_What the task requires_. Reproduce all of the data that follows, character for character.

_Recorded data_.
══════════════════════════════

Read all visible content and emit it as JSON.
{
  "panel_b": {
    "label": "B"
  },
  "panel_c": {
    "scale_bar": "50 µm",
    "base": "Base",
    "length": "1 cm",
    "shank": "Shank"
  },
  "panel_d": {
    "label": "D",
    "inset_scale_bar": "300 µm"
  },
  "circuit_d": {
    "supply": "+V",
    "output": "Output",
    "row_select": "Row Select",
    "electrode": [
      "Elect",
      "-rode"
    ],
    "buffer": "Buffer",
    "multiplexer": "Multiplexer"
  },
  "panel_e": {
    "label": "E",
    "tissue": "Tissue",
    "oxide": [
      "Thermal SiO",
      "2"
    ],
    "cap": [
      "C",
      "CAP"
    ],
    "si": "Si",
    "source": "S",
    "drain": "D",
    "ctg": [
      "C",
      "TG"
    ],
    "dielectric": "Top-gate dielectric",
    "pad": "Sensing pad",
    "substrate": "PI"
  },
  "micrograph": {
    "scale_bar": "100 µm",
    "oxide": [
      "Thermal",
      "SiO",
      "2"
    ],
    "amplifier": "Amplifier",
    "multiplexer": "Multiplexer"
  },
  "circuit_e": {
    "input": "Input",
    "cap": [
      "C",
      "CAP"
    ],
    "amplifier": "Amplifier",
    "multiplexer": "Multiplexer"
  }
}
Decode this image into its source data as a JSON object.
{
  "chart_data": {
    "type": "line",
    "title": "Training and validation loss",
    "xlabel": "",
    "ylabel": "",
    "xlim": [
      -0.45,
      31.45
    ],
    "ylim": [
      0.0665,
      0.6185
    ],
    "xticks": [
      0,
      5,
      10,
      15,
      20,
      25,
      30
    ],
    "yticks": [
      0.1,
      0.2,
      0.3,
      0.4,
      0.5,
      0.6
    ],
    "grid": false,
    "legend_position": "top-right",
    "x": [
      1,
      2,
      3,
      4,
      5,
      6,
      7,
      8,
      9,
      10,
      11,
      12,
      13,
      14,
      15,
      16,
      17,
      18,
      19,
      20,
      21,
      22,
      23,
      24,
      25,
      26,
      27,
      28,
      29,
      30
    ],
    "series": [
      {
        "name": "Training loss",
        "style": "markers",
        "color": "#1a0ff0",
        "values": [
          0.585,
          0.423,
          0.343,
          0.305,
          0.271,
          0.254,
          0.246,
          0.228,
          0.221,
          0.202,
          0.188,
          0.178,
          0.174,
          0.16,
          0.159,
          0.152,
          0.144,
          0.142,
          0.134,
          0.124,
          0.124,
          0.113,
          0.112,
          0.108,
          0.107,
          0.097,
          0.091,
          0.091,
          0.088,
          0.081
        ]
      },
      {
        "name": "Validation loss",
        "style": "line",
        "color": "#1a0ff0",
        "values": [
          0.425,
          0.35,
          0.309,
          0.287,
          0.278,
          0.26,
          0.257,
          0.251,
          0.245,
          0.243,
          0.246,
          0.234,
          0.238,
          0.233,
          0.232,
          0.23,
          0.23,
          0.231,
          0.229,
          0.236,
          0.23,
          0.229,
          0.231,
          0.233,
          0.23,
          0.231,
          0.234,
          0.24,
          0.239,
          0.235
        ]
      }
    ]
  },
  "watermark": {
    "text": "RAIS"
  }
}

══════════════════════════════

_Answer to this exercise_.
Read all visible content and emit it as JSON.
{
  "panel_b": {
    "label": "B"
  },
  "panel_c": {
    "scale_bar": "50 µm",
    "base": "Base",
    "length": "1 cm",
    "shank": "Shank"
  },
  "panel_d": {
    "label": "D",
    "inset_scale_bar": "300 µm"
  },
  "circuit_d": {
    "supply": "+V",
    "output": "Output",
    "row_select": "Row Select",
    "electrode": [
      "Elect",
      "-rode"
    ],
    "buffer": "Buffer",
    "multiplexer": "Multiplexer"
  },
  "panel_e": {
    "label": "E",
    "tissue": "Tissue",
    "oxide": [
      "Thermal SiO",
      "2"
    ],
    "cap": [
      "C",
      "CAP"
    ],
    "si": "Si",
    "source": "S",
    "drain": "D",
    "ctg": [
      "C",
      "TG"
    ],
    "dielectric": "Top-gate dielectric",
    "pad": "Sensing pad",
    "substrate": "PI"
  },
  "micrograph": {
    "scale_bar": "100 µm",
    "oxide": [
      "Thermal",
      "SiO",
      "2"
    ],
    "amplifier": "Amplifier",
    "multiplexer": "Multiplexer"
  },
  "circuit_e": {
    "input": "Input",
    "cap": [
      "C",
      "CAP"
    ],
    "amplifier": "Amplifier",
    "multiplexer": "Multiplexer"
  }
}
Decode this image into its source data as a JSON object.
{
  "chart_data": {
    "type": "line",
    "title": "Training and validation loss",
    "xlabel": "",
    "ylabel": "",
    "xlim": [
      -0.45,
      31.45
    ],
    "ylim": [
      0.0665,
      0.6185
    ],
    "xticks": [
      0,
      5,
      10,
      15,
      20,
      25,
      30
    ],
    "yticks": [
      0.1,
      0.2,
      0.3,
      0.4,
      0.5,
      0.6
    ],
    "grid": false,
    "legend_position": "top-right",
    "x": [
      1,
      2,
      3,
      4,
      5,
      6,
      7,
      8,
      9,
      10,
      11,
      12,
      13,
      14,
      15,
      16,
      17,
      18,
      19,
      20,
      21,
      22,
      23,
      24,
      25,
      26,
      27,
      28,
      29,
      30
    ],
    "series": [
      {
        "name": "Training loss",
        "style": "markers",
        "color": "#1a0ff0",
        "values": [
          0.585,
          0.423,
          0.343,
          0.305,
          0.271,
          0.254,
          0.246,
          0.228,
          0.221,
          0.202,
          0.188,
          0.178,
          0.174,
          0.16,
          0.159,
          0.152,
          0.144,
          0.142,
          0.134,
          0.124,
          0.124,
          0.113,
          0.112,
          0.108,
          0.107,
          0.097,
          0.091,
          0.091,
          0.088,
          0.081
        ]
      },
      {
        "name": "Validation loss",
        "style": "line",
        "color": "#1a0ff0",
        "values": [
          0.425,
          0.35,
          0.309,
          0.287,
          0.278,
          0.26,
          0.257,
          0.251,
          0.245,
          0.243,
          0.246,
          0.234,
          0.238,
          0.233,
          0.232,
          0.23,
          0.23,
          0.231,
          0.229,
          0.236,
          0.23,
          0.229,
          0.231,
          0.233,
          0.23,
          0.231,
          0.234,
          0.24,
          0.239,
          0.235
        ]
      }
    ]
  },
  "watermark": {
    "text": "RAIS"
  }
}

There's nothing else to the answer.